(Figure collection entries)
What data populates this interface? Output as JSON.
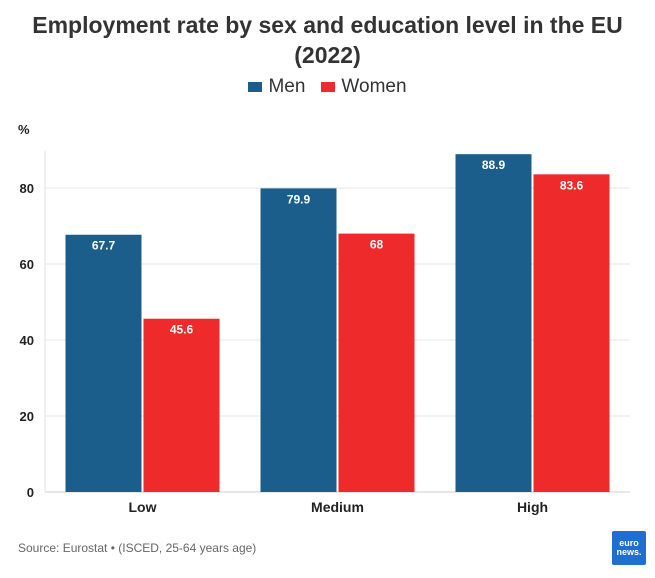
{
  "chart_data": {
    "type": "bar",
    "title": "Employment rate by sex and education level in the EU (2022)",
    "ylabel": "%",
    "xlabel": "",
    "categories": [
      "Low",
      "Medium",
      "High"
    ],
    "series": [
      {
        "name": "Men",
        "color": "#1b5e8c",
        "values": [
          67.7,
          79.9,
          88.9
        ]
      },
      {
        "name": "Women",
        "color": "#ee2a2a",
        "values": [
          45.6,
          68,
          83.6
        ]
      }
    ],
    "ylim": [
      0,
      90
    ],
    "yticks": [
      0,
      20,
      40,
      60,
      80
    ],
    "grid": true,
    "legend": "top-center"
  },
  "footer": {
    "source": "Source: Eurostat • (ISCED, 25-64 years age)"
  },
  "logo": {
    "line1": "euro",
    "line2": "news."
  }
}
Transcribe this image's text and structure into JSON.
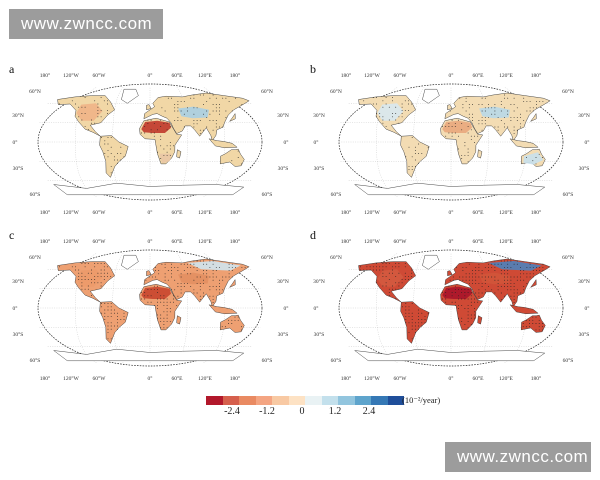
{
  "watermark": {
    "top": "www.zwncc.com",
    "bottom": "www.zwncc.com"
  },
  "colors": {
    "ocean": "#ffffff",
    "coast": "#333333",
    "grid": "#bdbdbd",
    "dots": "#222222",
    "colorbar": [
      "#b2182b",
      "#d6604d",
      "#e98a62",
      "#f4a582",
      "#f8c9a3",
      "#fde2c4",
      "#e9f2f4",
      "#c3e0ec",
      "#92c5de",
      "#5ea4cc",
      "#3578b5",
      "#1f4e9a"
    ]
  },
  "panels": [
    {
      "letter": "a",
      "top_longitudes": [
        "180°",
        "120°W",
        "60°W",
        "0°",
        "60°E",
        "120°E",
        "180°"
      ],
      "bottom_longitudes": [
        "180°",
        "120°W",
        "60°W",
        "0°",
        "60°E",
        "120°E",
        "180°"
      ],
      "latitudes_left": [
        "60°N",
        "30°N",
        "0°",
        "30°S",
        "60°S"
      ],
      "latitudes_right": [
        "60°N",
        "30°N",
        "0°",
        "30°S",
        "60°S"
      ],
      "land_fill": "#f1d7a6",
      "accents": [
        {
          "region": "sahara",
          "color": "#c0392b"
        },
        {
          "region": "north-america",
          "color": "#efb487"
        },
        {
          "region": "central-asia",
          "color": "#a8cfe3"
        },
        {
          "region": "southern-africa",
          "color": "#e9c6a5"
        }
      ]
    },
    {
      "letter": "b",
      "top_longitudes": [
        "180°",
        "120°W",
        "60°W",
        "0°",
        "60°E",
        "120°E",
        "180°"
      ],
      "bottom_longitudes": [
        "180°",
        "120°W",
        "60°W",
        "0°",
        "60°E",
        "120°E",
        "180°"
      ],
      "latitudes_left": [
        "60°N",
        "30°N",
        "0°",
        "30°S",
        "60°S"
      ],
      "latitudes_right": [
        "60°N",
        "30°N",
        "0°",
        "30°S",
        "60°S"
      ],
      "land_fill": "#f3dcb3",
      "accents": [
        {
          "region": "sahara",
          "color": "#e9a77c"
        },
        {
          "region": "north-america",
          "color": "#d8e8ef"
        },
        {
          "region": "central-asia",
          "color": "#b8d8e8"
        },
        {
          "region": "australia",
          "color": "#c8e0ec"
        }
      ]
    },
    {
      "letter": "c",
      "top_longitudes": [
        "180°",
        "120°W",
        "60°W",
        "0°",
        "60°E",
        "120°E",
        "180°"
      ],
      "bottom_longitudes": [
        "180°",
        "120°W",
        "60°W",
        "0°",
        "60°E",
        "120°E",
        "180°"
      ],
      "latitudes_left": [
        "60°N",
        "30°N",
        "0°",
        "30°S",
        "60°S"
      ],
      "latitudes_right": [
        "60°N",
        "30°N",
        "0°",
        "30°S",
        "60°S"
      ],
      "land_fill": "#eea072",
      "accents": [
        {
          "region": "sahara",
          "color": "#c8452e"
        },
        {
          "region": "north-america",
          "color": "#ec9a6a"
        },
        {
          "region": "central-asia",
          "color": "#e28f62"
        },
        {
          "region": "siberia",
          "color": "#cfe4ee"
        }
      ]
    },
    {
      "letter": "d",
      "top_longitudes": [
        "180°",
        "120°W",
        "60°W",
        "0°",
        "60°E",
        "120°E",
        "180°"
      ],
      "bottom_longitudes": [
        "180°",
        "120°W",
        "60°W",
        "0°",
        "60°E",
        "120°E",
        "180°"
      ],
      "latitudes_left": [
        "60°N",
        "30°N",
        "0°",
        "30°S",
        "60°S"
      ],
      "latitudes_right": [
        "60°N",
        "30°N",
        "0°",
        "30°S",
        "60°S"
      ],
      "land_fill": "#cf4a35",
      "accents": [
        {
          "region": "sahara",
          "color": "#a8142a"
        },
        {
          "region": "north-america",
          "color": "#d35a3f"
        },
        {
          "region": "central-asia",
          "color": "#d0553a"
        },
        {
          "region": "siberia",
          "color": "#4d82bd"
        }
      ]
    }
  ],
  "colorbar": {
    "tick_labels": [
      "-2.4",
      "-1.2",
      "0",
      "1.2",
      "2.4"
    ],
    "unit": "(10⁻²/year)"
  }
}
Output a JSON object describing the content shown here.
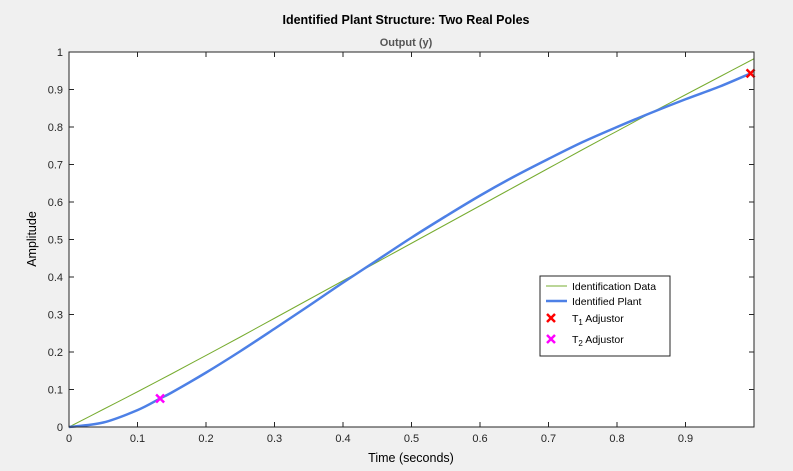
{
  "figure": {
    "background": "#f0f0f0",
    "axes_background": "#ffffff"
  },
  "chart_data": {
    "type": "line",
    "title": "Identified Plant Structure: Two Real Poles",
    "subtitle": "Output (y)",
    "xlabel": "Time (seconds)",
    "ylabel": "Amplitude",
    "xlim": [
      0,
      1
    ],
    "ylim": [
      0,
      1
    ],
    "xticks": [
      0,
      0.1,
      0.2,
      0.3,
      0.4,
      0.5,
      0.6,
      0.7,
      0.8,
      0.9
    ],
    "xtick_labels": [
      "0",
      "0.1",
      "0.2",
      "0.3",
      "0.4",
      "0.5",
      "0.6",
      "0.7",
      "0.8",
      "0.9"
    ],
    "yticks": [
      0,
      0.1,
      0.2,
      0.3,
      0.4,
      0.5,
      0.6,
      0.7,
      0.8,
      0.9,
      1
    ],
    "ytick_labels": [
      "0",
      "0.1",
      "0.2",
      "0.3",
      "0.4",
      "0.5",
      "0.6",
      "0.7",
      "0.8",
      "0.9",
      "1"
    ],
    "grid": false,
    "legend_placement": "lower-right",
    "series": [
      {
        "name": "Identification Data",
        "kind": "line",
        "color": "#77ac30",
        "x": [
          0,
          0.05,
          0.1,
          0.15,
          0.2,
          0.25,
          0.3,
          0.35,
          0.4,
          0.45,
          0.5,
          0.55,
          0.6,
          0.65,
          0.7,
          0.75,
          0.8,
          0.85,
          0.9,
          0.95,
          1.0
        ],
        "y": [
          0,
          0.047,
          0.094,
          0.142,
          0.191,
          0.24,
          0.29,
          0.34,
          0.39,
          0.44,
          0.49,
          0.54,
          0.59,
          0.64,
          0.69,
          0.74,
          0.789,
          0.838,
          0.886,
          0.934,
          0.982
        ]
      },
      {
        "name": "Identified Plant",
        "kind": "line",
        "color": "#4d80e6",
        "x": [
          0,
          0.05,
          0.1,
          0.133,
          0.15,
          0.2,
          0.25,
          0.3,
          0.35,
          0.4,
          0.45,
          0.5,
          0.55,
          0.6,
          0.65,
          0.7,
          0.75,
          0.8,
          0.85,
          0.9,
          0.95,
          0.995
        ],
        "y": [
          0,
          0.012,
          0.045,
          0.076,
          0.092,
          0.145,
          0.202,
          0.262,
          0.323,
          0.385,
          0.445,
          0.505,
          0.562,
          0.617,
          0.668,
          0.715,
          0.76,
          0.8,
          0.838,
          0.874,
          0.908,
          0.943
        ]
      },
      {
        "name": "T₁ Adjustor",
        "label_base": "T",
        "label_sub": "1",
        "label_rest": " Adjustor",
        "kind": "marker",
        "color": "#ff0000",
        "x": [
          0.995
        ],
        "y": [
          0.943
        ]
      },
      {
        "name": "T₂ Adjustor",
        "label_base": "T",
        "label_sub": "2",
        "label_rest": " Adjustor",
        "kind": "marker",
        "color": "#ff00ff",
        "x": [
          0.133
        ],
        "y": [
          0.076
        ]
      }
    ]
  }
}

* Exercise:
Review the material and copy each line in which the word "Identified" appears.

* Written solution:
    "title": "Identified Plant Structure: Two Real Poles",
        "name": "Identified Plant",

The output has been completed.